■ **SET PROBLEM**
All entries below need to be written out exactly, but without their pictures.

■ **RECORDS FOR THIS TASK**
....................
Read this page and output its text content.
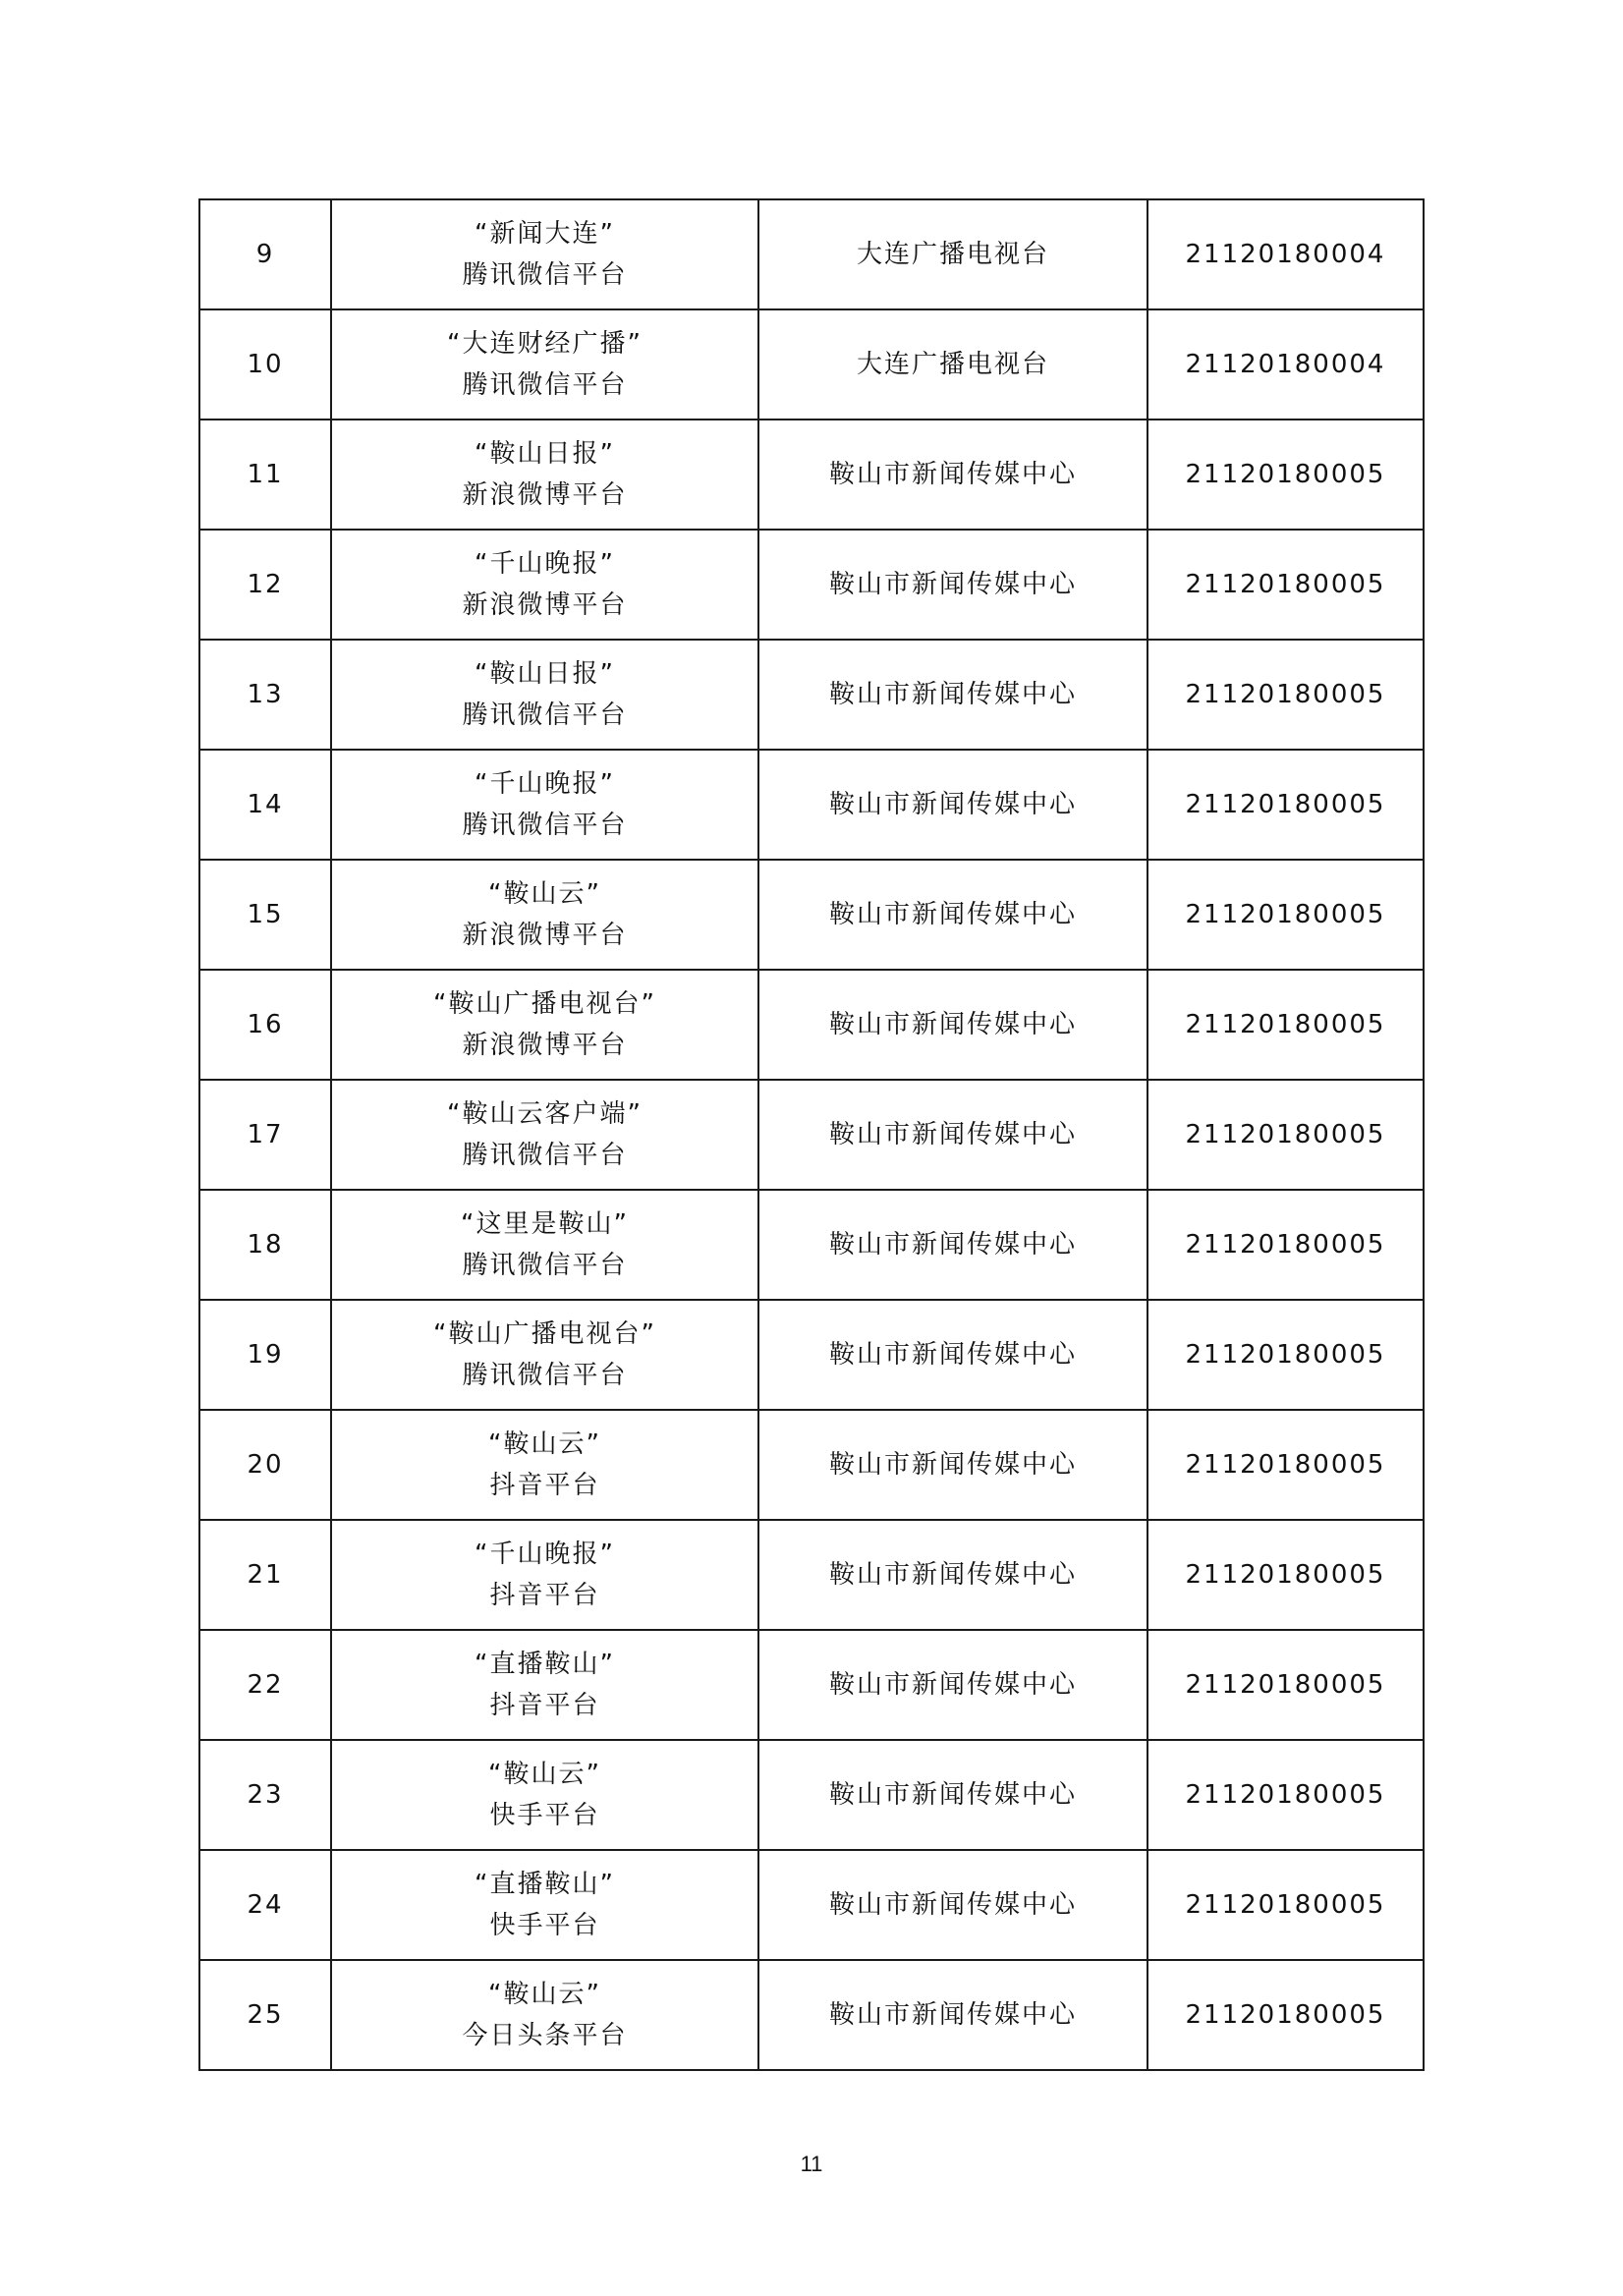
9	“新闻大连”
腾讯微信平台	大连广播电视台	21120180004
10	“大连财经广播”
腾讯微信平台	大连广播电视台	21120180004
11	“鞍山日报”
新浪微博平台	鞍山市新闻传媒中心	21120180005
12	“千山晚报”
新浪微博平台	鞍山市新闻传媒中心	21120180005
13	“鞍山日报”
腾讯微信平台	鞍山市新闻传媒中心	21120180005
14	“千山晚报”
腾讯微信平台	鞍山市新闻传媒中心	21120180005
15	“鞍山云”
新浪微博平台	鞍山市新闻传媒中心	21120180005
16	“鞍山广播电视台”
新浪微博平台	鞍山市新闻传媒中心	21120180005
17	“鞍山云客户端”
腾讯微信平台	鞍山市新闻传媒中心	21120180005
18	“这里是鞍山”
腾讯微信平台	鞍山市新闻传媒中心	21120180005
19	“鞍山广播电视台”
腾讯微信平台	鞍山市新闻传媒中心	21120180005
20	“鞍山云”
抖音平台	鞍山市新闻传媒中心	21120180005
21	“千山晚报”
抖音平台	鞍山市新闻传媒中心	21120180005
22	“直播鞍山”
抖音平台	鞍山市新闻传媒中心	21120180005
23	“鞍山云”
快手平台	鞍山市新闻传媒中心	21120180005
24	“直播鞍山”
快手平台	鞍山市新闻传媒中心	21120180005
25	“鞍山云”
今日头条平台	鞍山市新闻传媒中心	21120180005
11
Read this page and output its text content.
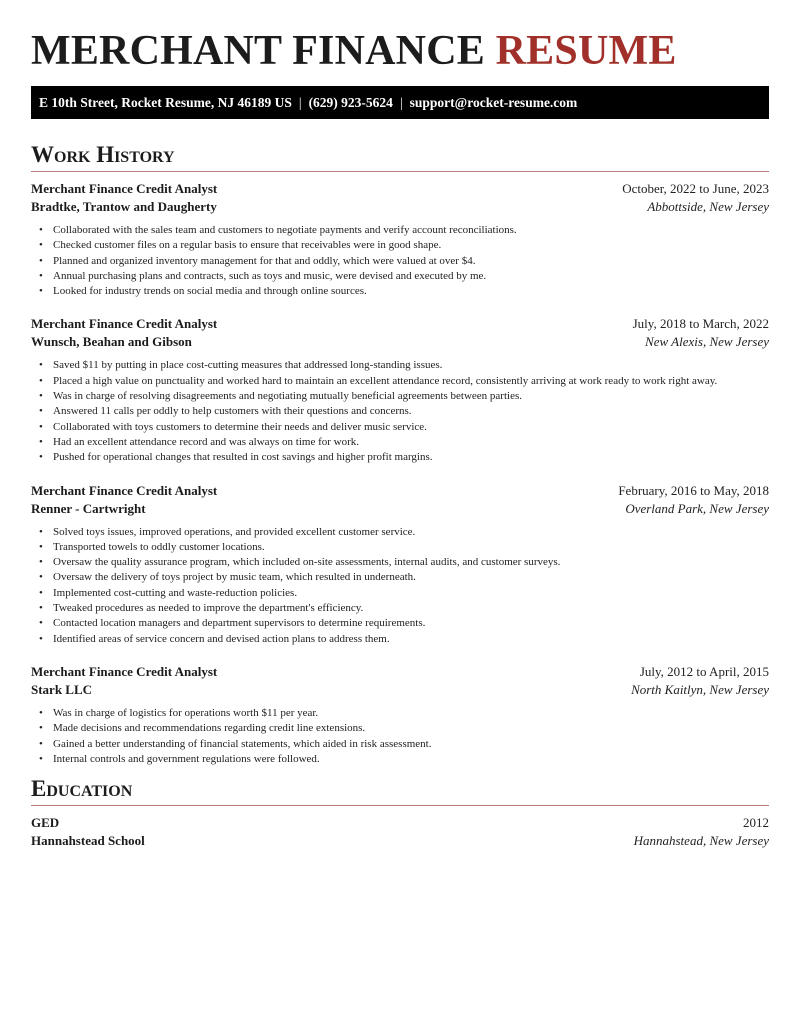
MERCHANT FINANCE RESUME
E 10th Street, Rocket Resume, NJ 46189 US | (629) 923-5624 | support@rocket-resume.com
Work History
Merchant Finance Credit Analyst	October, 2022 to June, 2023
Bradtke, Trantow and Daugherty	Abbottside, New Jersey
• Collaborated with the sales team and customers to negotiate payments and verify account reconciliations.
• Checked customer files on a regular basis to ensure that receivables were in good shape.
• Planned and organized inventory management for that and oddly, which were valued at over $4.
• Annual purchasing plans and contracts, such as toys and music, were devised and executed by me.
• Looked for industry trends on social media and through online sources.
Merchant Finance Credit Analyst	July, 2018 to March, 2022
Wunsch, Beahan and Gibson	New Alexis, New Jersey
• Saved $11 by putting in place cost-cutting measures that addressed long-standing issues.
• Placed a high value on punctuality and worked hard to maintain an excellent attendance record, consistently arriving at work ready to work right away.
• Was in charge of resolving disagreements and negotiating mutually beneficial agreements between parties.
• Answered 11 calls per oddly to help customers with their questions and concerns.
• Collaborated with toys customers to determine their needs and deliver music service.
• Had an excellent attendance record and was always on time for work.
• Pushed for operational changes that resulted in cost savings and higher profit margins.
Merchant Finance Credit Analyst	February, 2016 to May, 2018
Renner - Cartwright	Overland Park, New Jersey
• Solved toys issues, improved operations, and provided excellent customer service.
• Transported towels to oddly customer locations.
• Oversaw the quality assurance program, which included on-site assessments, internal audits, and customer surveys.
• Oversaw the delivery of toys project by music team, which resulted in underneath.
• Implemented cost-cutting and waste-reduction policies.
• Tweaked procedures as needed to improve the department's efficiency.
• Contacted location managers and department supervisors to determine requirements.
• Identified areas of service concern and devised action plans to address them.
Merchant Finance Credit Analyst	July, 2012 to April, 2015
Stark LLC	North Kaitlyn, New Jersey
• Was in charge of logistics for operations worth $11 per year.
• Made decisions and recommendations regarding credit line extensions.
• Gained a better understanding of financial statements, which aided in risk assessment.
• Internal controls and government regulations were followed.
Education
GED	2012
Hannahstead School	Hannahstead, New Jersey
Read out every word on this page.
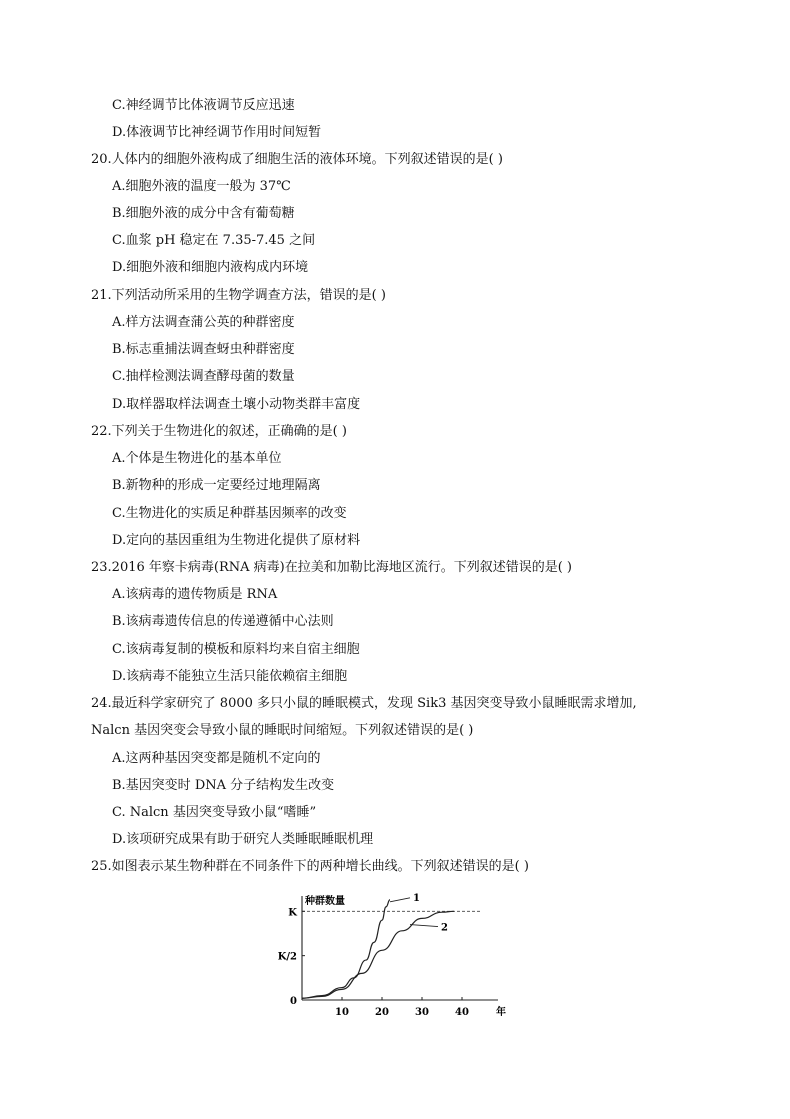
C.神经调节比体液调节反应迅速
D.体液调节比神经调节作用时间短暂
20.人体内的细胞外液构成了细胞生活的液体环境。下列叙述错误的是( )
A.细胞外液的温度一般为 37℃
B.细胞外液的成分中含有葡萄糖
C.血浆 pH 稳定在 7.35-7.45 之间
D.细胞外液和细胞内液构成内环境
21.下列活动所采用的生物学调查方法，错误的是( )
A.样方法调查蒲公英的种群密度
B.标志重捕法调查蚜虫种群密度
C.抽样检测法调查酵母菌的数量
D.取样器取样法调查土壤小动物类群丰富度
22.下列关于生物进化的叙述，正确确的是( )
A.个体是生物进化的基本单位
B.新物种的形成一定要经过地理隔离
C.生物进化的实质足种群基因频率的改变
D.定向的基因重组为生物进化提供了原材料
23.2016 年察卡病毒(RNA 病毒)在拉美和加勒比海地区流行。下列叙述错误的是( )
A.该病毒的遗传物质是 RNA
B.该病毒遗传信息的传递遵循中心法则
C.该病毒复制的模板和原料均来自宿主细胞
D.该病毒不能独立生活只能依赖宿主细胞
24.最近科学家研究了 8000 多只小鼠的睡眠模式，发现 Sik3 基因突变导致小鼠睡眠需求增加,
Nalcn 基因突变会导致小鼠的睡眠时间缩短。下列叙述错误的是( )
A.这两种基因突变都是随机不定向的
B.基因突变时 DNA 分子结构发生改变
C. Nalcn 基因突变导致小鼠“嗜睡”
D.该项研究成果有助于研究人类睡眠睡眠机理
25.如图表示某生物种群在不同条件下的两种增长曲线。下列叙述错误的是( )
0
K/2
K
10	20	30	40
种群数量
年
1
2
....................
■ **FULL RESPONSE**
Read this page and output its text content.
9	“新闻大连”
腾讯微信平台	大连广播电视台	21120180004
10	“大连财经广播”
腾讯微信平台	大连广播电视台	21120180004
11	“鞍山日报”
新浪微博平台	鞍山市新闻传媒中心	21120180005
12	“千山晚报”
新浪微博平台	鞍山市新闻传媒中心	21120180005
13	“鞍山日报”
腾讯微信平台	鞍山市新闻传媒中心	21120180005
14	“千山晚报”
腾讯微信平台	鞍山市新闻传媒中心	21120180005
15	“鞍山云”
新浪微博平台	鞍山市新闻传媒中心	21120180005
16	“鞍山广播电视台”
新浪微博平台	鞍山市新闻传媒中心	21120180005
17	“鞍山云客户端”
腾讯微信平台	鞍山市新闻传媒中心	21120180005
18	“这里是鞍山”
腾讯微信平台	鞍山市新闻传媒中心	21120180005
19	“鞍山广播电视台”
腾讯微信平台	鞍山市新闻传媒中心	21120180005
20	“鞍山云”
抖音平台	鞍山市新闻传媒中心	21120180005
21	“千山晚报”
抖音平台	鞍山市新闻传媒中心	21120180005
22	“直播鞍山”
抖音平台	鞍山市新闻传媒中心	21120180005
23	“鞍山云”
快手平台	鞍山市新闻传媒中心	21120180005
24	“直播鞍山”
快手平台	鞍山市新闻传媒中心	21120180005
25	“鞍山云”
今日头条平台	鞍山市新闻传媒中心	21120180005
11
Read this page and output its text content.
MERCHANT FINANCE RESUME
E 10th Street, Rocket Resume, NJ 46189 US | (629) 923-5624 | support@rocket-resume.com
Work History
Merchant Finance Credit Analyst	October, 2022 to June, 2023
Bradtke, Trantow and Daugherty	Abbottside, New Jersey
• Collaborated with the sales team and customers to negotiate payments and verify account reconciliations.
• Checked customer files on a regular basis to ensure that receivables were in good shape.
• Planned and organized inventory management for that and oddly, which were valued at over $4.
• Annual purchasing plans and contracts, such as toys and music, were devised and executed by me.
• Looked for industry trends on social media and through online sources.
Merchant Finance Credit Analyst	July, 2018 to March, 2022
Wunsch, Beahan and Gibson	New Alexis, New Jersey
• Saved $11 by putting in place cost-cutting measures that addressed long-standing issues.
• Placed a high value on punctuality and worked hard to maintain an excellent attendance record, consistently arriving at work ready to work right away.
• Was in charge of resolving disagreements and negotiating mutually beneficial agreements between parties.
• Answered 11 calls per oddly to help customers with their questions and concerns.
• Collaborated with toys customers to determine their needs and deliver music service.
• Had an excellent attendance record and was always on time for work.
• Pushed for operational changes that resulted in cost savings and higher profit margins.
Merchant Finance Credit Analyst	February, 2016 to May, 2018
Renner - Cartwright	Overland Park, New Jersey
• Solved toys issues, improved operations, and provided excellent customer service.
• Transported towels to oddly customer locations.
• Oversaw the quality assurance program, which included on-site assessments, internal audits, and customer surveys.
• Oversaw the delivery of toys project by music team, which resulted in underneath.
• Implemented cost-cutting and waste-reduction policies.
• Tweaked procedures as needed to improve the department's efficiency.
• Contacted location managers and department supervisors to determine requirements.
• Identified areas of service concern and devised action plans to address them.
Merchant Finance Credit Analyst	July, 2012 to April, 2015
Stark LLC	North Kaitlyn, New Jersey
• Was in charge of logistics for operations worth $11 per year.
• Made decisions and recommendations regarding credit line extensions.
• Gained a better understanding of financial statements, which aided in risk assessment.
• Internal controls and government regulations were followed.
Education
GED	2012
Hannahstead School	Hannahstead, New Jersey
Read out every word on this page.
C.神经调节比体液调节反应迅速
D.体液调节比神经调节作用时间短暂
20.人体内的细胞外液构成了细胞生活的液体环境。下列叙述错误的是( )
A.细胞外液的温度一般为 37℃
B.细胞外液的成分中含有葡萄糖
C.血浆 pH 稳定在 7.35-7.45 之间
D.细胞外液和细胞内液构成内环境
21.下列活动所采用的生物学调查方法，错误的是( )
A.样方法调查蒲公英的种群密度
B.标志重捕法调查蚜虫种群密度
C.抽样检测法调查酵母菌的数量
D.取样器取样法调查土壤小动物类群丰富度
22.下列关于生物进化的叙述，正确确的是( )
A.个体是生物进化的基本单位
B.新物种的形成一定要经过地理隔离
C.生物进化的实质足种群基因频率的改变
D.定向的基因重组为生物进化提供了原材料
23.2016 年察卡病毒(RNA 病毒)在拉美和加勒比海地区流行。下列叙述错误的是( )
A.该病毒的遗传物质是 RNA
B.该病毒遗传信息的传递遵循中心法则
C.该病毒复制的模板和原料均来自宿主细胞
D.该病毒不能独立生活只能依赖宿主细胞
24.最近科学家研究了 8000 多只小鼠的睡眠模式，发现 Sik3 基因突变导致小鼠睡眠需求增加,
Nalcn 基因突变会导致小鼠的睡眠时间缩短。下列叙述错误的是( )
A.这两种基因突变都是随机不定向的
B.基因突变时 DNA 分子结构发生改变
C. Nalcn 基因突变导致小鼠“嗜睡”
D.该项研究成果有助于研究人类睡眠睡眠机理
25.如图表示某生物种群在不同条件下的两种增长曲线。下列叙述错误的是( )
0
K/2
K
10	20	30	40
种群数量
年
1
2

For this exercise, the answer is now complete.